[BEGIN Records]

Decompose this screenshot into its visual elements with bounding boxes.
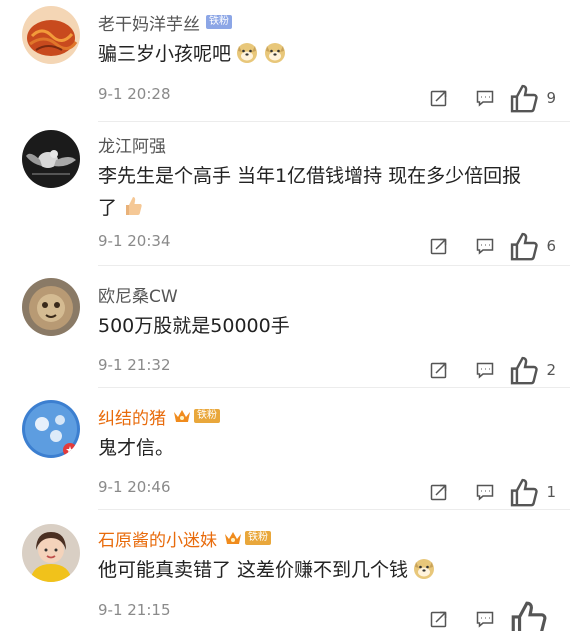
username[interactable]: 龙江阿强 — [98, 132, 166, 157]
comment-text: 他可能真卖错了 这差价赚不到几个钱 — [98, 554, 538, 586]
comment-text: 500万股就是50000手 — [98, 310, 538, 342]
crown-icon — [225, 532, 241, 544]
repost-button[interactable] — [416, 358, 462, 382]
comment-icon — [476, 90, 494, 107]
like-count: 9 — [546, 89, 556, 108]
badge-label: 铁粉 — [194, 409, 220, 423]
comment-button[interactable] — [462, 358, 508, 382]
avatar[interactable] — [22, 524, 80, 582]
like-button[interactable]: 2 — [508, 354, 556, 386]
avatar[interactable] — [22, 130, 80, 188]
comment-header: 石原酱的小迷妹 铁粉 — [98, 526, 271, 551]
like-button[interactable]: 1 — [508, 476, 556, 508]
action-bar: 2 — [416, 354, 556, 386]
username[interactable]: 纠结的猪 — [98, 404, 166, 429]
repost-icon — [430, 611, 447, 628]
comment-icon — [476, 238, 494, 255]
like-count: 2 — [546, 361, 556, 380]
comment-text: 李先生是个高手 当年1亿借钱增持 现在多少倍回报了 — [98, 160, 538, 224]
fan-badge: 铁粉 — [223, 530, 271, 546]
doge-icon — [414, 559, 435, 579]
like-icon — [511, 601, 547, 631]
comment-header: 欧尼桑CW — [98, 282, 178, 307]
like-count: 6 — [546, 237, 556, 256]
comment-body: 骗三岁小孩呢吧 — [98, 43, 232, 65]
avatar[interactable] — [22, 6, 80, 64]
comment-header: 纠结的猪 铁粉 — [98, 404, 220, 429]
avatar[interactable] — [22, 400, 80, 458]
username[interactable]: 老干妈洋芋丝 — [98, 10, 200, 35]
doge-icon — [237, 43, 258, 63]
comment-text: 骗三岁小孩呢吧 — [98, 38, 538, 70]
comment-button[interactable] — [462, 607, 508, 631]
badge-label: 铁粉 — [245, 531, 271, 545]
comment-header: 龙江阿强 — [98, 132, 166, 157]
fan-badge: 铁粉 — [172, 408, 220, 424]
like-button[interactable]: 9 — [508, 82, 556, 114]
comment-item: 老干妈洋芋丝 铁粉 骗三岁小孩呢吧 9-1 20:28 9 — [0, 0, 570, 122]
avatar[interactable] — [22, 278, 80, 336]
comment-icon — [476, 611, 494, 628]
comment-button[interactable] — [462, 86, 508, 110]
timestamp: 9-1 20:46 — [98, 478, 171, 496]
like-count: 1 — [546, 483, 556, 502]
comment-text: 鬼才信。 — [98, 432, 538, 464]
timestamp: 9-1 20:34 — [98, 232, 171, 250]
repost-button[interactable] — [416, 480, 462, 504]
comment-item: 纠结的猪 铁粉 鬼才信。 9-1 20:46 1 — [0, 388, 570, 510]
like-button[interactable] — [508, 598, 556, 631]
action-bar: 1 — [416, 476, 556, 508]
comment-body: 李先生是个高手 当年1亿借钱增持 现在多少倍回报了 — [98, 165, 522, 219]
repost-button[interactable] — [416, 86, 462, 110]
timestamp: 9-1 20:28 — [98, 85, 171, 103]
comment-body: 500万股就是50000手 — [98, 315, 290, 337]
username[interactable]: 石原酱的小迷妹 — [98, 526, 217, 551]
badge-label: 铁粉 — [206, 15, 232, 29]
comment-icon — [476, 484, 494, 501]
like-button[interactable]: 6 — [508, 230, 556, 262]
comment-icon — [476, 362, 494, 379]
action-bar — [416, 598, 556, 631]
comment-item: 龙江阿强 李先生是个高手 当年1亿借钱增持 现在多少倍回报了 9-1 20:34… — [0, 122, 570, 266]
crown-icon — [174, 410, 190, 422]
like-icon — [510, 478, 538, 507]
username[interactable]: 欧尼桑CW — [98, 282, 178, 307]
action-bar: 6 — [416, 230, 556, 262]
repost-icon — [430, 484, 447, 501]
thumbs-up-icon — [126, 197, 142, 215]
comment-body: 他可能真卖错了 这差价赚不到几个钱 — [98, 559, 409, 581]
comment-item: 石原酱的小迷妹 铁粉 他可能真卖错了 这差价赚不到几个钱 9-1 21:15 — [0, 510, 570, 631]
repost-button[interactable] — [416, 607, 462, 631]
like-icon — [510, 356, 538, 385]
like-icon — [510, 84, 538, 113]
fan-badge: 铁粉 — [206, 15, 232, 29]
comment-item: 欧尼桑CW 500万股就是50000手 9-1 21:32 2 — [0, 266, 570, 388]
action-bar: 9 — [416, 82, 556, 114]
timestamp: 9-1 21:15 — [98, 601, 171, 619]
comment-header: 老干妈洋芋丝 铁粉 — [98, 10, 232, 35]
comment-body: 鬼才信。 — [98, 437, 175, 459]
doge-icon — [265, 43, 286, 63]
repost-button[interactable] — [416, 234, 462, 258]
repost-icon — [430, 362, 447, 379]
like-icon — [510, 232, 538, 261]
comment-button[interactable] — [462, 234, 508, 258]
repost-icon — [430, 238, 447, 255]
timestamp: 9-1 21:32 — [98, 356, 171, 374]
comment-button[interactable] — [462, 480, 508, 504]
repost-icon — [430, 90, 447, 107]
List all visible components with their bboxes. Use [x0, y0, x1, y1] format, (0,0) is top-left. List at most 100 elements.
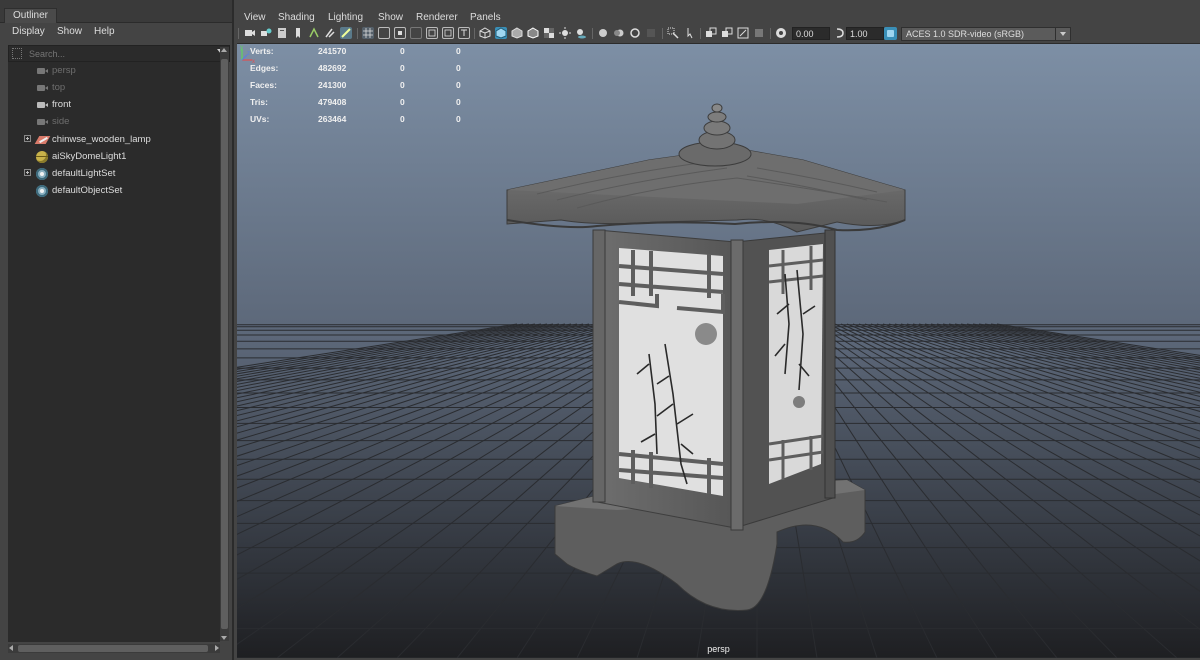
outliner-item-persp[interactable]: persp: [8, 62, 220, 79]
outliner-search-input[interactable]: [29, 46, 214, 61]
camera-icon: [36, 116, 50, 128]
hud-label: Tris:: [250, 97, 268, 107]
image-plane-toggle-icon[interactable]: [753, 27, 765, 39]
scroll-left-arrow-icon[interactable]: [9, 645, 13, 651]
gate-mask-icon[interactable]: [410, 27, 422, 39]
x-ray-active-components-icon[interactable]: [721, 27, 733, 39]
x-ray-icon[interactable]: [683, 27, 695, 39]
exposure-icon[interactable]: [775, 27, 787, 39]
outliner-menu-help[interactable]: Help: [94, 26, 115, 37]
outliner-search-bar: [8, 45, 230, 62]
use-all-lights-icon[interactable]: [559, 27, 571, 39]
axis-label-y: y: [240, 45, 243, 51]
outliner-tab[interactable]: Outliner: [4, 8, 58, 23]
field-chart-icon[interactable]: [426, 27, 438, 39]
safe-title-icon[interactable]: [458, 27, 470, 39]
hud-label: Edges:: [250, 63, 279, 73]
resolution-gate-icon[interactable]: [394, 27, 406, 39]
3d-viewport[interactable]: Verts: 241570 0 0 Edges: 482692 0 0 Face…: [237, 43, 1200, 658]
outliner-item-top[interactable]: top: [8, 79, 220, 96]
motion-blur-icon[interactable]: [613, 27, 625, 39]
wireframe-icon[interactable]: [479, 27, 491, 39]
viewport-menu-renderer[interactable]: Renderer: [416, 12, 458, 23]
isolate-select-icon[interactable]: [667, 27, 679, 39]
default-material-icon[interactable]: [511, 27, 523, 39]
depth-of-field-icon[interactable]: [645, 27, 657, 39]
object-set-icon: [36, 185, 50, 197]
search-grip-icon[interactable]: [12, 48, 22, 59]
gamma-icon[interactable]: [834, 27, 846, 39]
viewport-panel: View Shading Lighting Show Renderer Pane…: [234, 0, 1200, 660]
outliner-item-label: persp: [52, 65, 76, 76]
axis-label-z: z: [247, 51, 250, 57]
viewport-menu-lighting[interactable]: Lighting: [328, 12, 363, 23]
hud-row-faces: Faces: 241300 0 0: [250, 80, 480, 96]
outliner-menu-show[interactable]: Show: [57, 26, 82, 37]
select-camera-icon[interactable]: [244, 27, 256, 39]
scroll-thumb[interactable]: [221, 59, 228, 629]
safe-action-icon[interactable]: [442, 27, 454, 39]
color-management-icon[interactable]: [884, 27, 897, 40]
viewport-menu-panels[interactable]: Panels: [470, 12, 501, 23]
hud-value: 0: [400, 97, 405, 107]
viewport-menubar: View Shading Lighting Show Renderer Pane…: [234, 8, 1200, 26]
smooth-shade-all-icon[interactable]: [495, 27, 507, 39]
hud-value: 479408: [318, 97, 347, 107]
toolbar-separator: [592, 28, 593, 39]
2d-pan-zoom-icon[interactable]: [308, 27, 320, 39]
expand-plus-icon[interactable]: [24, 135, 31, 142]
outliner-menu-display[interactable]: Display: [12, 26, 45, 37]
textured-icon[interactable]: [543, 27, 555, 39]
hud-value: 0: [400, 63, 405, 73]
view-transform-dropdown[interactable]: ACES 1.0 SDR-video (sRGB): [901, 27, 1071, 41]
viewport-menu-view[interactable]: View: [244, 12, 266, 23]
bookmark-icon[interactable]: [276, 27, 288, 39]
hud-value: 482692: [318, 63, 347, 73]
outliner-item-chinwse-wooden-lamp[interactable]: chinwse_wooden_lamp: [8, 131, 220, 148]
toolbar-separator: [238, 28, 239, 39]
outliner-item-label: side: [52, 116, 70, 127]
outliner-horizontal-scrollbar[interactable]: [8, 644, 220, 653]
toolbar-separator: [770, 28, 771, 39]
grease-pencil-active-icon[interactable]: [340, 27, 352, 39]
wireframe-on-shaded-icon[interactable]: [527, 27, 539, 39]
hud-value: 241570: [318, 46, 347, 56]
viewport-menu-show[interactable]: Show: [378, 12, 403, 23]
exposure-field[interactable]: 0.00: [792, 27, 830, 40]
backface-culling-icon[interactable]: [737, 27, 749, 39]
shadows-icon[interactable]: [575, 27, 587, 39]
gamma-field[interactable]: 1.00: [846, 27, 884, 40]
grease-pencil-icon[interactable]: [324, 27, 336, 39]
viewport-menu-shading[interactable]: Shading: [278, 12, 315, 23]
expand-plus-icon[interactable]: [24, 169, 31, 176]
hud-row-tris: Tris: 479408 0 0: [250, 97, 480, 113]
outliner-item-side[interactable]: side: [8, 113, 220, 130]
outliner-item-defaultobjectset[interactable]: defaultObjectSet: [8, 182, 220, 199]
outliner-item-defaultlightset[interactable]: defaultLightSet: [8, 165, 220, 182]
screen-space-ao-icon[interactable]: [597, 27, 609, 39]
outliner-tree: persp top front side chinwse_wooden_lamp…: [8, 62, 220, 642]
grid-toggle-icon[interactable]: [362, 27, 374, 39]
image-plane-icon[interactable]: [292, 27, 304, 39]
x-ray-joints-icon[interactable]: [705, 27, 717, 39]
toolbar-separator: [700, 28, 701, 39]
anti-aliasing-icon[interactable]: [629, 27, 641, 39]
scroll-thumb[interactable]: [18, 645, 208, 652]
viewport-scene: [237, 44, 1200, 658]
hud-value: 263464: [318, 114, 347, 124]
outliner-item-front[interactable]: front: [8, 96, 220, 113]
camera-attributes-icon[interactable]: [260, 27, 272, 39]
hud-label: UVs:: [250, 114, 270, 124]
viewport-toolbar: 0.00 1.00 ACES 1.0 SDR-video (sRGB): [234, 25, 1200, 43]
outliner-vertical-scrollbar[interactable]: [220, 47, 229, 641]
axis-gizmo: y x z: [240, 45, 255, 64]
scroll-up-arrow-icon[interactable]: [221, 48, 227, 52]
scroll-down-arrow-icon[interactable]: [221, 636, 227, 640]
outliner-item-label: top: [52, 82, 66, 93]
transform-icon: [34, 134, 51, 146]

[END Records]

* [Instruction]: Write out the lines starting with the line containing "outliner-item-persp[interactable]: persp: [8, 62, 220, 79]" and going on through the line containing "select-camera-icon[interactable]: [244, 27, 256, 39]", both included.

* [Answer for this exercise]:
outliner-item-persp[interactable]: persp: [8, 62, 220, 79]
outliner-search-input[interactable]: [29, 46, 214, 61]
camera-icon: [36, 116, 50, 128]
hud-label: Tris:: [250, 97, 268, 107]
image-plane-toggle-icon[interactable]: [753, 27, 765, 39]
scroll-left-arrow-icon[interactable]: [9, 645, 13, 651]
gate-mask-icon[interactable]: [410, 27, 422, 39]
x-ray-active-components-icon[interactable]: [721, 27, 733, 39]
x-ray-icon[interactable]: [683, 27, 695, 39]
exposure-icon[interactable]: [775, 27, 787, 39]
outliner-menu-help[interactable]: Help: [94, 26, 115, 37]
outliner-search-bar: [8, 45, 230, 62]
use-all-lights-icon[interactable]: [559, 27, 571, 39]
axis-label-y: y: [240, 45, 243, 51]
outliner-tab[interactable]: Outliner: [4, 8, 58, 23]
field-chart-icon[interactable]: [426, 27, 438, 39]
safe-title-icon[interactable]: [458, 27, 470, 39]
hud-label: Edges:: [250, 63, 279, 73]
resolution-gate-icon[interactable]: [394, 27, 406, 39]
3d-viewport[interactable]: Verts: 241570 0 0 Edges: 482692 0 0 Face…: [237, 43, 1200, 658]
outliner-item-top[interactable]: top: [8, 79, 220, 96]
motion-blur-icon[interactable]: [613, 27, 625, 39]
wireframe-icon[interactable]: [479, 27, 491, 39]
viewport-menu-renderer[interactable]: Renderer: [416, 12, 458, 23]
isolate-select-icon[interactable]: [667, 27, 679, 39]
default-material-icon[interactable]: [511, 27, 523, 39]
depth-of-field-icon[interactable]: [645, 27, 657, 39]
object-set-icon: [36, 185, 50, 197]
search-grip-icon[interactable]: [12, 48, 22, 59]
gamma-icon[interactable]: [834, 27, 846, 39]
viewport-panel: View Shading Lighting Show Renderer Pane…: [234, 0, 1200, 660]
outliner-item-label: persp: [52, 65, 76, 76]
axis-label-z: z: [247, 51, 250, 57]
viewport-menu-lighting[interactable]: Lighting: [328, 12, 363, 23]
hud-row-faces: Faces: 241300 0 0: [250, 80, 480, 96]
outliner-menu-show[interactable]: Show: [57, 26, 82, 37]
select-camera-icon[interactable]: [244, 27, 256, 39]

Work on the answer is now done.